**STATED TASK**
Lay out the records as a numbered list, from the first line through the line containing "list-item: Bi-partisan event", both inclusive, with blank lines omitted.

**INPUT DATA**
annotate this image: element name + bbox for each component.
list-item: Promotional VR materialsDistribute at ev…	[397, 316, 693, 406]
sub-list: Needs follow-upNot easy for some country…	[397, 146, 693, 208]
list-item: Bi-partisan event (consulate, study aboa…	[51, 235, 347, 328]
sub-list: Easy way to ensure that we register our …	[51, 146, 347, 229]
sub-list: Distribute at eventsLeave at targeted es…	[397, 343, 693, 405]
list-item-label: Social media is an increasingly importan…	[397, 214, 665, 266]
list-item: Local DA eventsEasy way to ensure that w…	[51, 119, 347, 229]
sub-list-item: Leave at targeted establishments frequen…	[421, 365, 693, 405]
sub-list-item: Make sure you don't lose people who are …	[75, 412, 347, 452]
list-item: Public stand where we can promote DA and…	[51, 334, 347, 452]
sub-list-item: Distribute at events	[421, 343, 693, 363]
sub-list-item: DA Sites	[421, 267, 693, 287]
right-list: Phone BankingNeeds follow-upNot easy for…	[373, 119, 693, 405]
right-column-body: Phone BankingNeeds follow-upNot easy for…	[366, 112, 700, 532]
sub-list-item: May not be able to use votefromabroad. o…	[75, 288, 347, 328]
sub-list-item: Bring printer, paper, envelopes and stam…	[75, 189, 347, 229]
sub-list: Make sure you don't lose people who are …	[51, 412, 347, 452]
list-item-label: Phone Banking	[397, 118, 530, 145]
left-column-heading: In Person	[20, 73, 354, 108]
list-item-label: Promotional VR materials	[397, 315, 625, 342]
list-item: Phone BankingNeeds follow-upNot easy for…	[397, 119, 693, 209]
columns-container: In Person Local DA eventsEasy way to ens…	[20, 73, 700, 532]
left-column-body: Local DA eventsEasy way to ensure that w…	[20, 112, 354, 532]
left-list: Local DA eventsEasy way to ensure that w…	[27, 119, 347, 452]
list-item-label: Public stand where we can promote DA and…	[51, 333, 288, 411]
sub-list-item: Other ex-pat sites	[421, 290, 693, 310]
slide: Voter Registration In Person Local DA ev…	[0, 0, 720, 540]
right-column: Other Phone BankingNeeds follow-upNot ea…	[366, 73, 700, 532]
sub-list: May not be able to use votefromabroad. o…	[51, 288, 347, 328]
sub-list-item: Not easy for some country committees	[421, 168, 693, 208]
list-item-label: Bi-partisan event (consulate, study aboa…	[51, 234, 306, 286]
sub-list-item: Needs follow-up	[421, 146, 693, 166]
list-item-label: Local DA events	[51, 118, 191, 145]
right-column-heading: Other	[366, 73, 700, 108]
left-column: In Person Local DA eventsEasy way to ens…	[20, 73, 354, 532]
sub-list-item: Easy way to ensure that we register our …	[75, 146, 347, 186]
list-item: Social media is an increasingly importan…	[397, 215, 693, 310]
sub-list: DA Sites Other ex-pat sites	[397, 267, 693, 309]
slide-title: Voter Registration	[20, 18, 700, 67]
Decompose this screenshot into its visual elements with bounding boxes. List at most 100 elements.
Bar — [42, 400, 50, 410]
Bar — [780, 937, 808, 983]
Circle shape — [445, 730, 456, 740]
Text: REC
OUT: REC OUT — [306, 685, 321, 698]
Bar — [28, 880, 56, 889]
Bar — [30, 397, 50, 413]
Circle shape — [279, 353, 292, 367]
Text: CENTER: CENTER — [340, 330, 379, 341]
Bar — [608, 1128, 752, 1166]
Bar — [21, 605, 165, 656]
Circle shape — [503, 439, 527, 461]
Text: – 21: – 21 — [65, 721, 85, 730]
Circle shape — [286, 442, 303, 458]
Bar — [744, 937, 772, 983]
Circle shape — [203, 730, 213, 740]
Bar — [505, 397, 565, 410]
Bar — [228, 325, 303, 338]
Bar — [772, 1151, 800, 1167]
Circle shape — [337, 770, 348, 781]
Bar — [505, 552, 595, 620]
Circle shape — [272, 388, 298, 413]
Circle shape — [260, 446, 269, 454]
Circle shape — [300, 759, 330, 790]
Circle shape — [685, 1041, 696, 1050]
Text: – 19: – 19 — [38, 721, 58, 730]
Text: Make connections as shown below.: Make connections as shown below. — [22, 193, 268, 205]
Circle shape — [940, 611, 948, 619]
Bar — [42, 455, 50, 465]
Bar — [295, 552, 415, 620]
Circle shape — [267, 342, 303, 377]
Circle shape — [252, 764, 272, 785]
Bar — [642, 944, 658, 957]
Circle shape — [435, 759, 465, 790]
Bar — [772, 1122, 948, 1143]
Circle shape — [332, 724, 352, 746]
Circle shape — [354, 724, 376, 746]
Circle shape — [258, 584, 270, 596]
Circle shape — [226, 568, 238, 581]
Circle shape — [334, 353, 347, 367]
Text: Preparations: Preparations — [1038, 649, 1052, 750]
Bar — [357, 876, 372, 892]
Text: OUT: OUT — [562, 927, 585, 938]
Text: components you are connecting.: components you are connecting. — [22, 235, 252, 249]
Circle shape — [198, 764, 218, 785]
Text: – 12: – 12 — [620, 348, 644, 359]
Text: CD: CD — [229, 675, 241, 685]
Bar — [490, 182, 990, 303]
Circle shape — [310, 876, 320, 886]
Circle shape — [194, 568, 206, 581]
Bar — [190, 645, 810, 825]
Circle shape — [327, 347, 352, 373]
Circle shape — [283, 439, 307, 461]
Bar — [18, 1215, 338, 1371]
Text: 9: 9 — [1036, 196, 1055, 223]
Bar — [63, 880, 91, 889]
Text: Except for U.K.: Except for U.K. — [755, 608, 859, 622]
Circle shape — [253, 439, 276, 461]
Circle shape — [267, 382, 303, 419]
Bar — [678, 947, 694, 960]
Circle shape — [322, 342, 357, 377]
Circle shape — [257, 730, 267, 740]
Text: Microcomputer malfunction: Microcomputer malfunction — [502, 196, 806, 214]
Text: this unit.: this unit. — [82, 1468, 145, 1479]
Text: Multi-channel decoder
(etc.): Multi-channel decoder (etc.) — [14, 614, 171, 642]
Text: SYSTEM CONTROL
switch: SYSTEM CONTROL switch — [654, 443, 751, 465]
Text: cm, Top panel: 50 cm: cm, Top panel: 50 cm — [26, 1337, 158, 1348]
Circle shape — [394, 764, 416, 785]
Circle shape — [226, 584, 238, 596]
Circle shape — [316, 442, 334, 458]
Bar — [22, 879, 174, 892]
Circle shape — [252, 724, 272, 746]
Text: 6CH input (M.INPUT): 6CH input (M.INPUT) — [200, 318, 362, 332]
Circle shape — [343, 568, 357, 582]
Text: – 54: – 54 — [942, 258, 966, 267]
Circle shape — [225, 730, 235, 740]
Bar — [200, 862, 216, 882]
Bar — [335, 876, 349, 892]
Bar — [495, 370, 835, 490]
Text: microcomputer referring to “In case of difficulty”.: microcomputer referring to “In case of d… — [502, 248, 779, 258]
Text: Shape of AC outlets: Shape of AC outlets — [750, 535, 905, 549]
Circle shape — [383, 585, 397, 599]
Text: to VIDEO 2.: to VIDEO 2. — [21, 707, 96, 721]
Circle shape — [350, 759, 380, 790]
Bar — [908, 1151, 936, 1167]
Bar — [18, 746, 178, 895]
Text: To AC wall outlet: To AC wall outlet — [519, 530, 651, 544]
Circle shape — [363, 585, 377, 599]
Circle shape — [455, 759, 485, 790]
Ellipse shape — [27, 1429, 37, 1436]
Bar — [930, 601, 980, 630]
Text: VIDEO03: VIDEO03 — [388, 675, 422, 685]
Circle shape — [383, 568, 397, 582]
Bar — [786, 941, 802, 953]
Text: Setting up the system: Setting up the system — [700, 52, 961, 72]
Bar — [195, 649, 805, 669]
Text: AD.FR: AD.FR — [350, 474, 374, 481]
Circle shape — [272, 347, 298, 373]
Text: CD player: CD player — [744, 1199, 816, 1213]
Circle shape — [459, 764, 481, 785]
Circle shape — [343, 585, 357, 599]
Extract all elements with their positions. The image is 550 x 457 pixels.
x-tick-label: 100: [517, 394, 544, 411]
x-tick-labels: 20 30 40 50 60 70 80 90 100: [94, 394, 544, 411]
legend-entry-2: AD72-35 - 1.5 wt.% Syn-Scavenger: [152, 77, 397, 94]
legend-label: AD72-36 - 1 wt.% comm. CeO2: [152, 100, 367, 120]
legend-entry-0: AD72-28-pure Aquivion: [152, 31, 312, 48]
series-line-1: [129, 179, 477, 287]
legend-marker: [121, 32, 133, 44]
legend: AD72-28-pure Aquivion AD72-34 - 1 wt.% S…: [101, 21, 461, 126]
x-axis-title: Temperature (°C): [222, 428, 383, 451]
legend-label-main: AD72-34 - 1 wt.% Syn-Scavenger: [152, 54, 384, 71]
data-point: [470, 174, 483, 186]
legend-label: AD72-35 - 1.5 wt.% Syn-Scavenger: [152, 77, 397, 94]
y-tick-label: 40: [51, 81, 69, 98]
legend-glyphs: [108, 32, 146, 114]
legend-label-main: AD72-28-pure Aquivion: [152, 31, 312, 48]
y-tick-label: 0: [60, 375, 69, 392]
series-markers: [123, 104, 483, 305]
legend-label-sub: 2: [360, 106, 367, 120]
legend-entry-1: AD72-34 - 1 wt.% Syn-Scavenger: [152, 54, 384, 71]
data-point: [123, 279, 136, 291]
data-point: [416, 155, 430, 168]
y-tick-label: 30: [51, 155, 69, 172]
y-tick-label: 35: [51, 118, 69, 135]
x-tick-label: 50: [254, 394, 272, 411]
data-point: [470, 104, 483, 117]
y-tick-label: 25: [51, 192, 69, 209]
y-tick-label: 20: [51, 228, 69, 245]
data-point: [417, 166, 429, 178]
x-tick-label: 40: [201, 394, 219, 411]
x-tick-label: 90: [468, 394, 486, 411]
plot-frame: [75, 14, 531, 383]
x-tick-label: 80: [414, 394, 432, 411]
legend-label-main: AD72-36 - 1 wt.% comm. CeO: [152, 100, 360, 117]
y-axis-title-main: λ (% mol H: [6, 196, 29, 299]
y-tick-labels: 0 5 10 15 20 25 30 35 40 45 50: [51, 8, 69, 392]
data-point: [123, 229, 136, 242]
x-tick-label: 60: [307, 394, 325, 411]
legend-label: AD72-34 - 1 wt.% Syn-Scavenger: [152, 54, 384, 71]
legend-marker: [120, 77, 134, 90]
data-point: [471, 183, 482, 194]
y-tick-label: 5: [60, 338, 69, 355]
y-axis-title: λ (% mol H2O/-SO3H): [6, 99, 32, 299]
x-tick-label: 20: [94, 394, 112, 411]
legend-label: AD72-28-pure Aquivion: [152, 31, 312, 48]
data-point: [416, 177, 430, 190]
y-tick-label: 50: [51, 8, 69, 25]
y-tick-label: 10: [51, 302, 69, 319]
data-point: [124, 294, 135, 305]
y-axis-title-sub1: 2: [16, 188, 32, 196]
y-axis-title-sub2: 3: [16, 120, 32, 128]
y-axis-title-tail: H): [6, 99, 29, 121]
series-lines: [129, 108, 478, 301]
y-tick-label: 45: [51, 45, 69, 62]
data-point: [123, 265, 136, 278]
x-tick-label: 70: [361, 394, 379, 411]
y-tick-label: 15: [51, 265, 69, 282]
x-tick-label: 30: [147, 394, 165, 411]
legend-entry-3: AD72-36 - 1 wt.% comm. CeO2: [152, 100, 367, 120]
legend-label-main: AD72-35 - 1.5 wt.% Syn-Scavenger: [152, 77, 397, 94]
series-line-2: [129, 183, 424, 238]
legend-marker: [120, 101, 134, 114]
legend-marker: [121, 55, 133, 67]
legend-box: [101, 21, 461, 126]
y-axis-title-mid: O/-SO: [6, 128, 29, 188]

**ANSWER TO THE EXERCISE**
1. annotate this image: element name + bbox for each component.
2. list-item: Promotional VR materialsDistribute at ev…	[397, 316, 693, 406]
3. sub-list: Needs follow-upNot easy for some country…	[397, 146, 693, 208]
4. list-item: Bi-partisan event (consulate, study aboa…	[51, 235, 347, 328]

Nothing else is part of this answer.